[Records from a collection of figures]
○ ○ ○ ○

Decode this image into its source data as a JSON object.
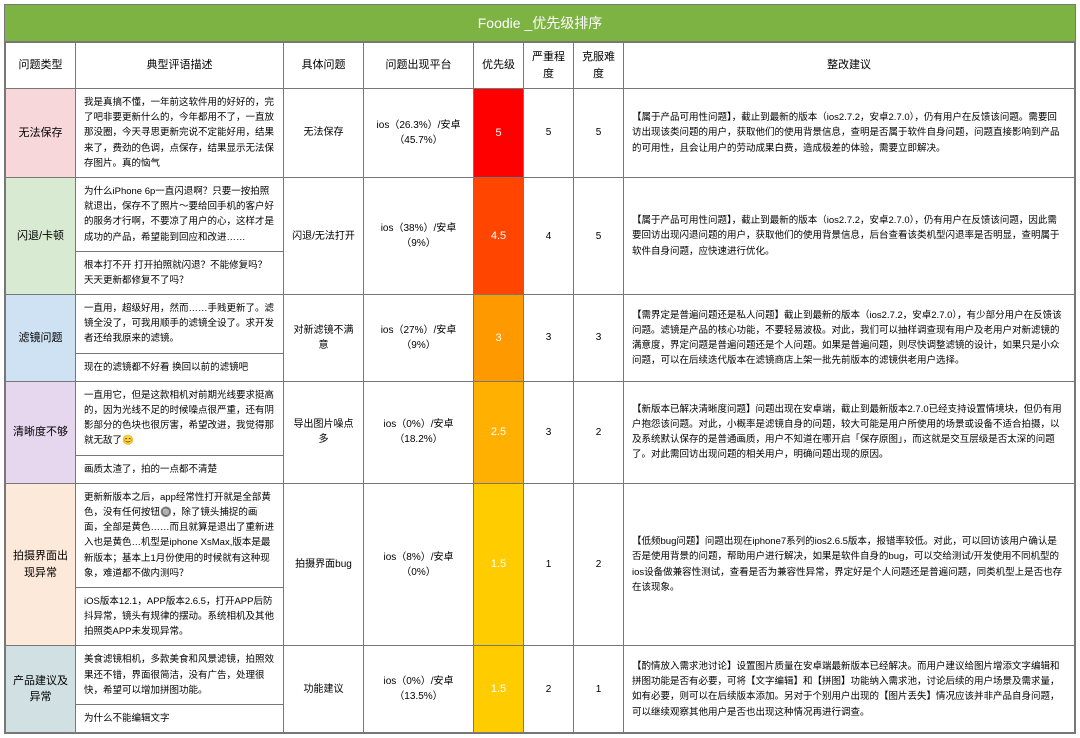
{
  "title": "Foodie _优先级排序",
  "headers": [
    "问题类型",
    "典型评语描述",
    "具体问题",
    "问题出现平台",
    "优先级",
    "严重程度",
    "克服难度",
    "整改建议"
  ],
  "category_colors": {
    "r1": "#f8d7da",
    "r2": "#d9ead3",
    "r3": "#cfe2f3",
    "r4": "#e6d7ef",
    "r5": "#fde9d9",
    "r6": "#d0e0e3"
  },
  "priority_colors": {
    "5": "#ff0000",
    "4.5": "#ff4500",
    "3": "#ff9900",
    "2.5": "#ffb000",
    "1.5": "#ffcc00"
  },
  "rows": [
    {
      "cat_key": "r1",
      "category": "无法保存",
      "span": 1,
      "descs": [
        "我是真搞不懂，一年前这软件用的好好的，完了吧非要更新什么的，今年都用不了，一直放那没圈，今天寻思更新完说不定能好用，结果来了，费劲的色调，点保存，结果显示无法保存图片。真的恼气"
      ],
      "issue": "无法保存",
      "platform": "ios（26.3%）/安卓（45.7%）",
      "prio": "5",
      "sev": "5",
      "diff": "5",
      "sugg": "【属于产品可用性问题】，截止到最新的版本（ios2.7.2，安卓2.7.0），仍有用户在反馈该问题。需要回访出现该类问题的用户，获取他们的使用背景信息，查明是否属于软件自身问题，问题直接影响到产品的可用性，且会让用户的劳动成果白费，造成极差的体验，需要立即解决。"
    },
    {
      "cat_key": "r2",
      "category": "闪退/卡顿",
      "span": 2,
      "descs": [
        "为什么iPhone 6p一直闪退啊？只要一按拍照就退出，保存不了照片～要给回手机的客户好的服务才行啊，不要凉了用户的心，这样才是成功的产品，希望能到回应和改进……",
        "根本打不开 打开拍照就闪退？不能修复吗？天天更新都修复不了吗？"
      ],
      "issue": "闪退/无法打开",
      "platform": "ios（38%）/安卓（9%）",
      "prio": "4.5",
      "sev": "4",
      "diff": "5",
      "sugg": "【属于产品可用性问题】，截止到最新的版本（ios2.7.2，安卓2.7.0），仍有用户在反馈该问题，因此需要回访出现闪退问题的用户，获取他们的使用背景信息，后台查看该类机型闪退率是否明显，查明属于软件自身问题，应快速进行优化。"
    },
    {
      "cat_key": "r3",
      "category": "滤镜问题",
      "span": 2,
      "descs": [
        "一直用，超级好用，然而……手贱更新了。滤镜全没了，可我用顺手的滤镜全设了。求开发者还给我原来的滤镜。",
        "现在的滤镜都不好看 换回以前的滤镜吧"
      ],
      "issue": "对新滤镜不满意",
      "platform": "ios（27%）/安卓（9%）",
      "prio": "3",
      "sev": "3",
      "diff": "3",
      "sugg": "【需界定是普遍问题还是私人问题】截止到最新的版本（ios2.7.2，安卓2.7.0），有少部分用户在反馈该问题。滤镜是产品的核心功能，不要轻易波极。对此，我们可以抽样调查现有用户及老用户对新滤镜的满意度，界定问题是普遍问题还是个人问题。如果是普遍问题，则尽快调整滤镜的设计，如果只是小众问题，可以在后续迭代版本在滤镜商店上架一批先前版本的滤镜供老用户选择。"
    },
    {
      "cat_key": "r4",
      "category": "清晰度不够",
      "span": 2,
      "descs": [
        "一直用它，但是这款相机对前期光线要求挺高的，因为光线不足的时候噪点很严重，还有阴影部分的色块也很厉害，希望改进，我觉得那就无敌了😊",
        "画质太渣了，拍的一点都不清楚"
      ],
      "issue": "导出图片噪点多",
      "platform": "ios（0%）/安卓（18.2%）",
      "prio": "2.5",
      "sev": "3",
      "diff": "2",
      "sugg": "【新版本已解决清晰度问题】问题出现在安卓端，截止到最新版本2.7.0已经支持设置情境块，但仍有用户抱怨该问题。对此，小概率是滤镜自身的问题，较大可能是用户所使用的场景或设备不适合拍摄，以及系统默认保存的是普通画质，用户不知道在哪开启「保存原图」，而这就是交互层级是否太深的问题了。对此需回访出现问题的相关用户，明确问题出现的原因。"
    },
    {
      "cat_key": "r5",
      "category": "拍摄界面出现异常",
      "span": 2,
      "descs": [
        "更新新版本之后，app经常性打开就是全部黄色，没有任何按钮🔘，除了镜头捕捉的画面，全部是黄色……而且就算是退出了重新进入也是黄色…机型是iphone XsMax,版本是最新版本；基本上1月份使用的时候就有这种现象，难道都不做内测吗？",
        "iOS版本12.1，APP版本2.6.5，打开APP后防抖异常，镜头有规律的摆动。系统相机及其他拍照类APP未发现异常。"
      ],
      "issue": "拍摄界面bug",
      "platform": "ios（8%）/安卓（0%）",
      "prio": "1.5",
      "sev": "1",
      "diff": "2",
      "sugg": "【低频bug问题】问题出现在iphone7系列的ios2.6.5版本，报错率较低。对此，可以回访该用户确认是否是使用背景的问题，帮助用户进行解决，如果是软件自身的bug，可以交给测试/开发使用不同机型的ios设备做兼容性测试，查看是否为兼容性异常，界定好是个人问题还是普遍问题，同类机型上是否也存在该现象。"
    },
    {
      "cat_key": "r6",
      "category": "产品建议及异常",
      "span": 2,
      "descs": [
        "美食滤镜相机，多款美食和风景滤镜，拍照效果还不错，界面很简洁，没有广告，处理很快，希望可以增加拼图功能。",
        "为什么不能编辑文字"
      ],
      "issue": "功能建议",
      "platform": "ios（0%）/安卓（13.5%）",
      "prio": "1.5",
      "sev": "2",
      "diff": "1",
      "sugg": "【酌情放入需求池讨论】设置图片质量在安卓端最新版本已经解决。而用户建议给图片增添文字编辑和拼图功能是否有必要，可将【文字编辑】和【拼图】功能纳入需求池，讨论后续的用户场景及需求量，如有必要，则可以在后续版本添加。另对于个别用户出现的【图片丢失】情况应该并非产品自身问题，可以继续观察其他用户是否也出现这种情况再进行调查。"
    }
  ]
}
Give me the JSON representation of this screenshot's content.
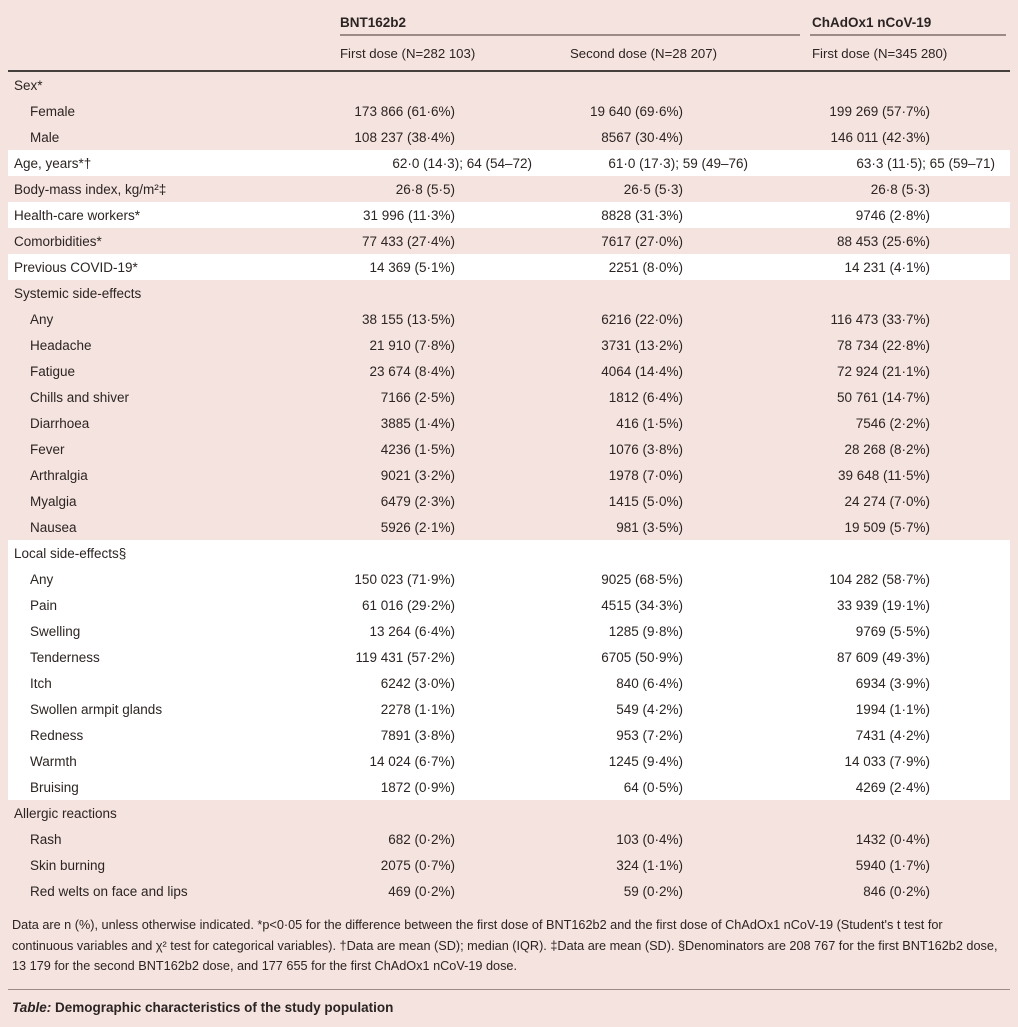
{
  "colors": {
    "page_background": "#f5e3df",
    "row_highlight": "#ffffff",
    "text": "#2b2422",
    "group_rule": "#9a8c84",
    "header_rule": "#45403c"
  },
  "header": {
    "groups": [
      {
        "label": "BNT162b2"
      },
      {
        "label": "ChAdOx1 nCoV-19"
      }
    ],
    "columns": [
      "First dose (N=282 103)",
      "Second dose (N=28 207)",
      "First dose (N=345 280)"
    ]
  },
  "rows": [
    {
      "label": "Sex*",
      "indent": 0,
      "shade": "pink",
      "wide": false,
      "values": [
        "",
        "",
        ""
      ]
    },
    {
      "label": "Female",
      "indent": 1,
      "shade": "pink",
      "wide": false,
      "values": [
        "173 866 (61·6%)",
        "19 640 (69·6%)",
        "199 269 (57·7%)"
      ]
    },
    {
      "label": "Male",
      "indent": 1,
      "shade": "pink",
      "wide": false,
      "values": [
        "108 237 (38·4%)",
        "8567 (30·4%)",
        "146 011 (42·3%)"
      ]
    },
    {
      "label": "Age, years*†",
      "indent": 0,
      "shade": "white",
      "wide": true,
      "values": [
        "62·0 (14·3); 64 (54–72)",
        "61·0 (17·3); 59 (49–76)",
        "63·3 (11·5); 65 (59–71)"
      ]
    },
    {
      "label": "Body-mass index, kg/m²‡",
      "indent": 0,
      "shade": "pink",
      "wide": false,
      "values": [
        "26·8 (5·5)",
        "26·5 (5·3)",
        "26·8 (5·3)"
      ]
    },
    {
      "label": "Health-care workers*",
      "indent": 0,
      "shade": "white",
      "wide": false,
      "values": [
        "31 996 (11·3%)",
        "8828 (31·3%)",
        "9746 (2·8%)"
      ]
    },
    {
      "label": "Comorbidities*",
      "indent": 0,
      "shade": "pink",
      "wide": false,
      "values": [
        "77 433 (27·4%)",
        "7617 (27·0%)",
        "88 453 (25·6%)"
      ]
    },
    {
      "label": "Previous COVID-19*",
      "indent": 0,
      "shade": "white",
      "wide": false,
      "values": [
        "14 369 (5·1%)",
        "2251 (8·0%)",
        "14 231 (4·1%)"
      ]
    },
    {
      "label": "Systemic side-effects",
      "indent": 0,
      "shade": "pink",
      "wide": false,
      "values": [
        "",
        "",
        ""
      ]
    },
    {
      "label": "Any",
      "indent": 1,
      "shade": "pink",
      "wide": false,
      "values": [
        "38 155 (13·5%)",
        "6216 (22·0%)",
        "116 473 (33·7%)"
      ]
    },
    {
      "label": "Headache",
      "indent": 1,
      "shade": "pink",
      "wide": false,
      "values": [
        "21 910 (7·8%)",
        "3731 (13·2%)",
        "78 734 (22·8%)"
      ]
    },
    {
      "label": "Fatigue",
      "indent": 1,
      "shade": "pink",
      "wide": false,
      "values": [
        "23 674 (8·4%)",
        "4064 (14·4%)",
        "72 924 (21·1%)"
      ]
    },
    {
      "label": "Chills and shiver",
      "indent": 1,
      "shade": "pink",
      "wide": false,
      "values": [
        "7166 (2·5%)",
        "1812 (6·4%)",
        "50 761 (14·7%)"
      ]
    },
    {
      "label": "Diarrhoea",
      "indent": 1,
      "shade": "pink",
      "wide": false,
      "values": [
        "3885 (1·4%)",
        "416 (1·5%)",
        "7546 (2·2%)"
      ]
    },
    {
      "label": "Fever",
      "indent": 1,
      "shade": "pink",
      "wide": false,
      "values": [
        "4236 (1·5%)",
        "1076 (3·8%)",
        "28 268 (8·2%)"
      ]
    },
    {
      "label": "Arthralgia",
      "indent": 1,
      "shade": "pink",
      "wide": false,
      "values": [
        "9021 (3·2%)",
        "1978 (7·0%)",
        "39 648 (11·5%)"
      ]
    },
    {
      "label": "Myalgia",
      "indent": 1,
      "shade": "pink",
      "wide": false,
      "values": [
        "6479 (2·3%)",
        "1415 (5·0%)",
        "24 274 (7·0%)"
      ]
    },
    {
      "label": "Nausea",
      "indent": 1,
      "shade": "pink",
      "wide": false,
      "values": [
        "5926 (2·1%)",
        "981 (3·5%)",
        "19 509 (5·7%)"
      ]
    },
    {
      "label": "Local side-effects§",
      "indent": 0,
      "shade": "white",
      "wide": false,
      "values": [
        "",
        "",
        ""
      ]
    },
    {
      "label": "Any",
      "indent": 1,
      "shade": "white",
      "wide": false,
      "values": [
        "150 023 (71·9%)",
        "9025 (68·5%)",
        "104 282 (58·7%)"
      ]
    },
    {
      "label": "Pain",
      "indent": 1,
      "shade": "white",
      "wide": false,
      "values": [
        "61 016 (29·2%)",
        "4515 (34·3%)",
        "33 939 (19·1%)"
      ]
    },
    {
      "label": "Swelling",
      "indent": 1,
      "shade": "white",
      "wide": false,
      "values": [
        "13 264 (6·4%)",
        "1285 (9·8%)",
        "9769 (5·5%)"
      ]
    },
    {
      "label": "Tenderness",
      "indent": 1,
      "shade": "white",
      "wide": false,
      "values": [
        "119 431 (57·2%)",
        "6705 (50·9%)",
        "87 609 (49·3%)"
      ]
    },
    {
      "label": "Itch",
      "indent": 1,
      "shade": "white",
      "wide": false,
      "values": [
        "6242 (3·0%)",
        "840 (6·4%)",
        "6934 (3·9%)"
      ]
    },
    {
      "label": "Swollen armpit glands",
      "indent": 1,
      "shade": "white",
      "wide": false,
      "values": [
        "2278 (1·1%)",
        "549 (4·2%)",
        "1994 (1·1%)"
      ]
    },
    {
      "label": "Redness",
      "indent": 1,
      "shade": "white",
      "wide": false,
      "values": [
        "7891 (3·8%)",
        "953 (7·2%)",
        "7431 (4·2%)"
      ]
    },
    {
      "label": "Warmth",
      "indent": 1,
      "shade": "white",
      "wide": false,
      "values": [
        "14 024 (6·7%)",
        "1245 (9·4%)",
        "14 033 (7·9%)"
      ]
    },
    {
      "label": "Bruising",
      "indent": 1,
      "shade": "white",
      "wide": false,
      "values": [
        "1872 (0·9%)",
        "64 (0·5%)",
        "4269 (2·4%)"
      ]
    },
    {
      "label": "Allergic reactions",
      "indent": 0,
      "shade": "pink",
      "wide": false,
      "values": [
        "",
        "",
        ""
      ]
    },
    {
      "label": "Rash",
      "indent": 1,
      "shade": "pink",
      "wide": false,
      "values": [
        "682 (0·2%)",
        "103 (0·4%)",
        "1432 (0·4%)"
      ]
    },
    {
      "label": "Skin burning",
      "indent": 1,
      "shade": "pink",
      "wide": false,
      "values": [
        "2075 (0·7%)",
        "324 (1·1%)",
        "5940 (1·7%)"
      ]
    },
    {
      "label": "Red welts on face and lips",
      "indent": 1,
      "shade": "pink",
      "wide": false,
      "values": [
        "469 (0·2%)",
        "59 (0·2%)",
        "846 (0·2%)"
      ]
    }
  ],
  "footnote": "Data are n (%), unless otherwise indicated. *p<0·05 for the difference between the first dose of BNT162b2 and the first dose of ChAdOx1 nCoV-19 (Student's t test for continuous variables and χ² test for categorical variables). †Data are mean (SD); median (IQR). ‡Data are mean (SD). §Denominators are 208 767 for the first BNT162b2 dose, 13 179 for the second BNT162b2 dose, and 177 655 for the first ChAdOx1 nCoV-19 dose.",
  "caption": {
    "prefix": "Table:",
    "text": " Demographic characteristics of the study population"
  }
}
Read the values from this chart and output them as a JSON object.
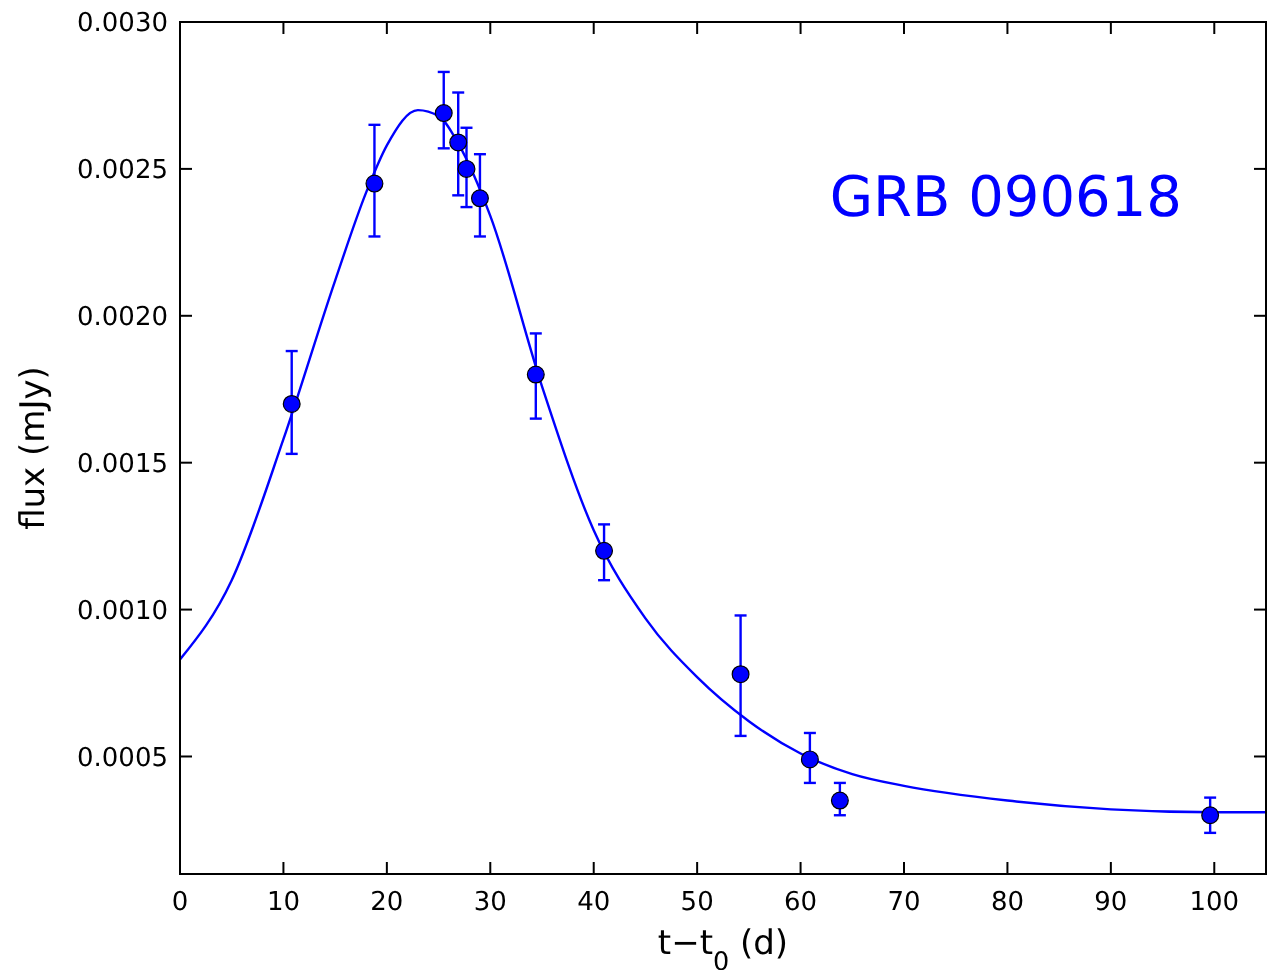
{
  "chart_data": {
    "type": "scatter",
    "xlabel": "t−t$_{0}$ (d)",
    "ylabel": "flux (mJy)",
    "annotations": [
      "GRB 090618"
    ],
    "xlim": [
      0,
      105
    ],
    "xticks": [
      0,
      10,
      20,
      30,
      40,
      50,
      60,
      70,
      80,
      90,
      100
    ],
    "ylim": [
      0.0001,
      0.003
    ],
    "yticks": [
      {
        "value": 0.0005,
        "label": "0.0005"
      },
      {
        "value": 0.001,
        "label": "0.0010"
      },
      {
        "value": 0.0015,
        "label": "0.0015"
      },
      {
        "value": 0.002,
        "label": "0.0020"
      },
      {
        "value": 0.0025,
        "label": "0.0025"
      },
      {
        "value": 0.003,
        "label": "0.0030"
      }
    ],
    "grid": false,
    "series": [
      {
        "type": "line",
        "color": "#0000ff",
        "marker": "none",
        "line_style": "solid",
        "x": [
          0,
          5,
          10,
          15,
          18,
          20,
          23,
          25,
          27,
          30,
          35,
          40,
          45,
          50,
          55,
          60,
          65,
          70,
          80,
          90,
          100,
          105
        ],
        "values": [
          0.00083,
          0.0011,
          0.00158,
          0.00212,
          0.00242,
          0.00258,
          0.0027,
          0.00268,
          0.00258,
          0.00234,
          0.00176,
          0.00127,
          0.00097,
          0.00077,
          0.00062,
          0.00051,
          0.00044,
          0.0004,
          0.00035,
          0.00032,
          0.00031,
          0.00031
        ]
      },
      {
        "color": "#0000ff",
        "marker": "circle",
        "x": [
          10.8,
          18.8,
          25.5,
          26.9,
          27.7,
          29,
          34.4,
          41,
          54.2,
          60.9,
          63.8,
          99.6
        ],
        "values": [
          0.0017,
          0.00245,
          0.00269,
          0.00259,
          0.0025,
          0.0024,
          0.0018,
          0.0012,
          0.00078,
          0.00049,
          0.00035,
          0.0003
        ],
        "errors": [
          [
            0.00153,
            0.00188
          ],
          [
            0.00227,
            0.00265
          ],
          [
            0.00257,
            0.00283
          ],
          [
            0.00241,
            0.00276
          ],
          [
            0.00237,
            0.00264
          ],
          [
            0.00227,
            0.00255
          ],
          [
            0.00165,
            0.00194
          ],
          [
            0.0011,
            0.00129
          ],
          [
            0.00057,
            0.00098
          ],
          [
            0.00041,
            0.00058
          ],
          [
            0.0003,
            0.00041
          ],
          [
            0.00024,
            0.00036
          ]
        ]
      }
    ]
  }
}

○ ○ ○ ○

SET TASK:
Using the listing above, list every line in which the string "属于产品可用性问题" occurs.

WRITTEN SOLUTION:
      "sugg": "【属于产品可用性问题】，截止到最新的版本（ios2.7.2，安卓2.7.0），仍有用户在反馈该问题。需要回访出现该类问题的用户，获取他们的使用背景信息，查明是否属于软件自身问题，问题直接影响到产品的可用性，且会让用户的劳动成果白费，造成极差的体验，需要立即解决。"
      "sugg": "【属于产品可用性问题】，截止到最新的版本（ios2.7.2，安卓2.7.0），仍有用户在反馈该问题，因此需要回访出现闪退问题的用户，获取他们的使用背景信息，后台查看该类机型闪退率是否明显，查明属于软件自身问题，应快速进行优化。"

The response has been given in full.